Given instruction. Can you write out all of the material below, word for word?

[BEGIN Information supplied]

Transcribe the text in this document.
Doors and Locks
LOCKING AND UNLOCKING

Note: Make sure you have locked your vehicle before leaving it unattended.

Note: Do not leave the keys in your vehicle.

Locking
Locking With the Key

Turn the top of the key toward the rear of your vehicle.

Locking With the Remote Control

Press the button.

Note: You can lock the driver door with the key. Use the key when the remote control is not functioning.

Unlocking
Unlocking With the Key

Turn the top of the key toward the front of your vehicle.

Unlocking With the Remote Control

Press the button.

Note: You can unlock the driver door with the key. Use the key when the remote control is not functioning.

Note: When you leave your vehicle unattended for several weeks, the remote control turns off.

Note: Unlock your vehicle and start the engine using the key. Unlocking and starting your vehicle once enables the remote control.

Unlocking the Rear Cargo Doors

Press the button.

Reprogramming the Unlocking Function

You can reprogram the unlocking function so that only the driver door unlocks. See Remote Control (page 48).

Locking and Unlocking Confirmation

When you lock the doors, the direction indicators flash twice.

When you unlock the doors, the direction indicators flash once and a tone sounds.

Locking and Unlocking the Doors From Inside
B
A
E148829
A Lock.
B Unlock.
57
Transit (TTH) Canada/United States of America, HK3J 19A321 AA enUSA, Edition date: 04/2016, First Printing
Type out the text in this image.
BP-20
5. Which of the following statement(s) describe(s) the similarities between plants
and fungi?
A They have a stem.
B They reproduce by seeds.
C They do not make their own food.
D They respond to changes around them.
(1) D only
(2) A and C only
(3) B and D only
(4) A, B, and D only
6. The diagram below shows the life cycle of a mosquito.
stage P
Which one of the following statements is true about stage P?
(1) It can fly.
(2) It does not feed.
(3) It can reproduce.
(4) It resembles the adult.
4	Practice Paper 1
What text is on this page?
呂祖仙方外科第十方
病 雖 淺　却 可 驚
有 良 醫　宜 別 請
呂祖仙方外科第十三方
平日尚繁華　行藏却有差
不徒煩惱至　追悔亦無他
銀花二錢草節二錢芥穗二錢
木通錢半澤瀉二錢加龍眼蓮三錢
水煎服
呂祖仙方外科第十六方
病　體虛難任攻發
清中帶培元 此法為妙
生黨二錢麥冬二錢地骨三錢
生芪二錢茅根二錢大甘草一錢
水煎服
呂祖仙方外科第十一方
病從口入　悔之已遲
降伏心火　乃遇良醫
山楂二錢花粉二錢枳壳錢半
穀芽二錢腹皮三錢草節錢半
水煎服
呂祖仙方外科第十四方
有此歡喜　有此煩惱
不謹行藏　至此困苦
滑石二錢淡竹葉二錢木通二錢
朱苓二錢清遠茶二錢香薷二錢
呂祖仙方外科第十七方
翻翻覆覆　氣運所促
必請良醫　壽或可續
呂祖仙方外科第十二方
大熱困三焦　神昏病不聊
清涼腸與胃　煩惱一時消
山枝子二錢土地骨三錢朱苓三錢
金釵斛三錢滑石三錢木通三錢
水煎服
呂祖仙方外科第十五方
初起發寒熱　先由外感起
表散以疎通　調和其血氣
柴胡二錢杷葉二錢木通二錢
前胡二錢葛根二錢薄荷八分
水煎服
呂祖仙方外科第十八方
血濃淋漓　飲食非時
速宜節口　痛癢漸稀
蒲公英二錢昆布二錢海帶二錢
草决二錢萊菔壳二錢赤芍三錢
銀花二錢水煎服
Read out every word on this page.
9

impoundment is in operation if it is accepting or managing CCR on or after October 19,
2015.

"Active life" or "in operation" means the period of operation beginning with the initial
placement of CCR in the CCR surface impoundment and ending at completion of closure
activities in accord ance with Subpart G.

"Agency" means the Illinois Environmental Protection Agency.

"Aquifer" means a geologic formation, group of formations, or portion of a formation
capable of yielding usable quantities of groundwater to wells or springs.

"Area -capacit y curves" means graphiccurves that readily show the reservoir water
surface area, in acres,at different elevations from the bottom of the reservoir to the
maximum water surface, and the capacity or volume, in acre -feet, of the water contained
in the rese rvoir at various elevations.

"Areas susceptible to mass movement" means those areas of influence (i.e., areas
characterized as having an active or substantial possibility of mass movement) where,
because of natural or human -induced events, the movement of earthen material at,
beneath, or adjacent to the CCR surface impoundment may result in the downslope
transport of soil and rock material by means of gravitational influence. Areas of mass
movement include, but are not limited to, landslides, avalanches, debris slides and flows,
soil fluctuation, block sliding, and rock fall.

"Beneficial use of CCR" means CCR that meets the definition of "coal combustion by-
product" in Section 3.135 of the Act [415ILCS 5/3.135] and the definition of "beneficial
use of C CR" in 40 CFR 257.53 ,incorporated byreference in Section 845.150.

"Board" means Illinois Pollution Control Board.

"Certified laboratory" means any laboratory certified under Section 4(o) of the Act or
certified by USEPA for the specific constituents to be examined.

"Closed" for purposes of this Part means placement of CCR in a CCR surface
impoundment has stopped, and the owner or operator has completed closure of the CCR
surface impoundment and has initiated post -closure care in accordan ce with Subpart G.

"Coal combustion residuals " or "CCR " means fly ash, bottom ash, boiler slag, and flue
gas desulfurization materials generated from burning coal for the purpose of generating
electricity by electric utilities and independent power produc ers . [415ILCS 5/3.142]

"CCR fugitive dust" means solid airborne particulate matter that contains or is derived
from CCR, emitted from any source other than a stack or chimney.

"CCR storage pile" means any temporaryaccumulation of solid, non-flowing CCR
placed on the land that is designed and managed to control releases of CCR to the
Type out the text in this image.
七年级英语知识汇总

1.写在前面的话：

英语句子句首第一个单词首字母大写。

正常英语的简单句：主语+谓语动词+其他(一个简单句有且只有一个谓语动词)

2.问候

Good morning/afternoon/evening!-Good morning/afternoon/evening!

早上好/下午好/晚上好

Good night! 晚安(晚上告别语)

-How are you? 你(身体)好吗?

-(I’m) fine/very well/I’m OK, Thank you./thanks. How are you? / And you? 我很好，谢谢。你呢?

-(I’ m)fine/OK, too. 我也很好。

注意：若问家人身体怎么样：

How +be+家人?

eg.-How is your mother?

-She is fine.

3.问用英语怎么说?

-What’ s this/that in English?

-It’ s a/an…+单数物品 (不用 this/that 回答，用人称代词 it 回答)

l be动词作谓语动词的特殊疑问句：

[END Information supplied]

Result below.
Transcribe the text in this document.
Doors and Locks
LOCKING AND UNLOCKING

Note: Make sure you have locked your vehicle before leaving it unattended.

Note: Do not leave the keys in your vehicle.

Locking
Locking With the Key

Turn the top of the key toward the rear of your vehicle.

Locking With the Remote Control

Press the button.

Note: You can lock the driver door with the key. Use the key when the remote control is not functioning.

Unlocking
Unlocking With the Key

Turn the top of the key toward the front of your vehicle.

Unlocking With the Remote Control

Press the button.

Note: You can unlock the driver door with the key. Use the key when the remote control is not functioning.

Note: When you leave your vehicle unattended for several weeks, the remote control turns off.

Note: Unlock your vehicle and start the engine using the key. Unlocking and starting your vehicle once enables the remote control.

Unlocking the Rear Cargo Doors

Press the button.

Reprogramming the Unlocking Function

You can reprogram the unlocking function so that only the driver door unlocks. See Remote Control (page 48).

Locking and Unlocking Confirmation

When you lock the doors, the direction indicators flash twice.

When you unlock the doors, the direction indicators flash once and a tone sounds.

Locking and Unlocking the Doors From Inside
B
A
E148829
A Lock.
B Unlock.
57
Transit (TTH) Canada/United States of America, HK3J 19A321 AA enUSA, Edition date: 04/2016, First Printing
Type out the text in this image.
BP-20
5. Which of the following statement(s) describe(s) the similarities between plants
and fungi?
A They have a stem.
B They reproduce by seeds.
C They do not make their own food.
D They respond to changes around them.
(1) D only
(2) A and C only
(3) B and D only
(4) A, B, and D only
6. The diagram below shows the life cycle of a mosquito.
stage P
Which one of the following statements is true about stage P?
(1) It can fly.
(2) It does not feed.
(3) It can reproduce.
(4) It resembles the adult.
4	Practice Paper 1
What text is on this page?
呂祖仙方外科第十方
病 雖 淺　却 可 驚
有 良 醫　宜 別 請
呂祖仙方外科第十三方
平日尚繁華　行藏却有差
不徒煩惱至　追悔亦無他
銀花二錢草節二錢芥穗二錢
木通錢半澤瀉二錢加龍眼蓮三錢
水煎服
呂祖仙方外科第十六方
病　體虛難任攻發
清中帶培元 此法為妙
生黨二錢麥冬二錢地骨三錢
生芪二錢茅根二錢大甘草一錢
水煎服
呂祖仙方外科第十一方
病從口入　悔之已遲
降伏心火　乃遇良醫
山楂二錢花粉二錢枳壳錢半
穀芽二錢腹皮三錢草節錢半
水煎服
呂祖仙方外科第十四方
有此歡喜　有此煩惱
不謹行藏　至此困苦
滑石二錢淡竹葉二錢木通二錢
朱苓二錢清遠茶二錢香薷二錢
呂祖仙方外科第十七方
翻翻覆覆　氣運所促
必請良醫　壽或可續
呂祖仙方外科第十二方
大熱困三焦　神昏病不聊
清涼腸與胃　煩惱一時消
山枝子二錢土地骨三錢朱苓三錢
金釵斛三錢滑石三錢木通三錢
水煎服
呂祖仙方外科第十五方
初起發寒熱　先由外感起
表散以疎通　調和其血氣
柴胡二錢杷葉二錢木通二錢
前胡二錢葛根二錢薄荷八分
水煎服
呂祖仙方外科第十八方
血濃淋漓　飲食非時
速宜節口　痛癢漸稀
蒲公英二錢昆布二錢海帶二錢
草决二錢萊菔壳二錢赤芍三錢
銀花二錢水煎服
Read out every word on this page.
9

impoundment is in operation if it is accepting or managing CCR on or after October 19,
2015.

"Active life" or "in operation" means the period of operation beginning with the initial
placement of CCR in the CCR surface impoundment and ending at completion of closure
activities in accord ance with Subpart G.

"Agency" means the Illinois Environmental Protection Agency.

"Aquifer" means a geologic formation, group of formations, or portion of a formation
capable of yielding usable quantities of groundwater to wells or springs.

"Area -capacit y curves" means graphiccurves that readily show the reservoir water
surface area, in acres,at different elevations from the bottom of the reservoir to the
maximum water surface, and the capacity or volume, in acre -feet, of the water contained
in the rese rvoir at various elevations.

"Areas susceptible to mass movement" means those areas of influence (i.e., areas
characterized as having an active or substantial possibility of mass movement) where,
because of natural or human -induced events, the movement of earthen material at,
beneath, or adjacent to the CCR surface impoundment may result in the downslope
transport of soil and rock material by means of gravitational influence. Areas of mass
movement include, but are not limited to, landslides, avalanches, debris slides and flows,
soil fluctuation, block sliding, and rock fall.

"Beneficial use of CCR" means CCR that meets the definition of "coal combustion by-
product" in Section 3.135 of the Act [415ILCS 5/3.135] and the definition of "beneficial
use of C CR" in 40 CFR 257.53 ,incorporated byreference in Section 845.150.

"Board" means Illinois Pollution Control Board.

"Certified laboratory" means any laboratory certified under Section 4(o) of the Act or
certified by USEPA for the specific constituents to be examined.

"Closed" for purposes of this Part means placement of CCR in a CCR surface
impoundment has stopped, and the owner or operator has completed closure of the CCR
surface impoundment and has initiated post -closure care in accordan ce with Subpart G.

"Coal combustion residuals " or "CCR " means fly ash, bottom ash, boiler slag, and flue
gas desulfurization materials generated from burning coal for the purpose of generating
electricity by electric utilities and independent power produc ers . [415ILCS 5/3.142]

"CCR fugitive dust" means solid airborne particulate matter that contains or is derived
from CCR, emitted from any source other than a stack or chimney.

"CCR storage pile" means any temporaryaccumulation of solid, non-flowing CCR
placed on the land that is designed and managed to control releases of CCR to the
Type out the text in this image.
七年级英语知识汇总

1.写在前面的话：

英语句子句首第一个单词首字母大写。

正常英语的简单句：主语+谓语动词+其他(一个简单句有且只有一个谓语动词)

2.问候

Good morning/afternoon/evening!-Good morning/afternoon/evening!

早上好/下午好/晚上好

Good night! 晚安(晚上告别语)

-How are you? 你(身体)好吗?

-(I’m) fine/very well/I’m OK, Thank you./thanks. How are you? / And you? 我很好，谢谢。你呢?

-(I’ m)fine/OK, too. 我也很好。

注意：若问家人身体怎么样：

How +be+家人?

eg.-How is your mother?

-She is fine.

3.问用英语怎么说?

-What’ s this/that in English?

-It’ s a/an…+单数物品 (不用 this/that 回答，用人称代词 it 回答)

l be动词作谓语动词的特殊疑问句：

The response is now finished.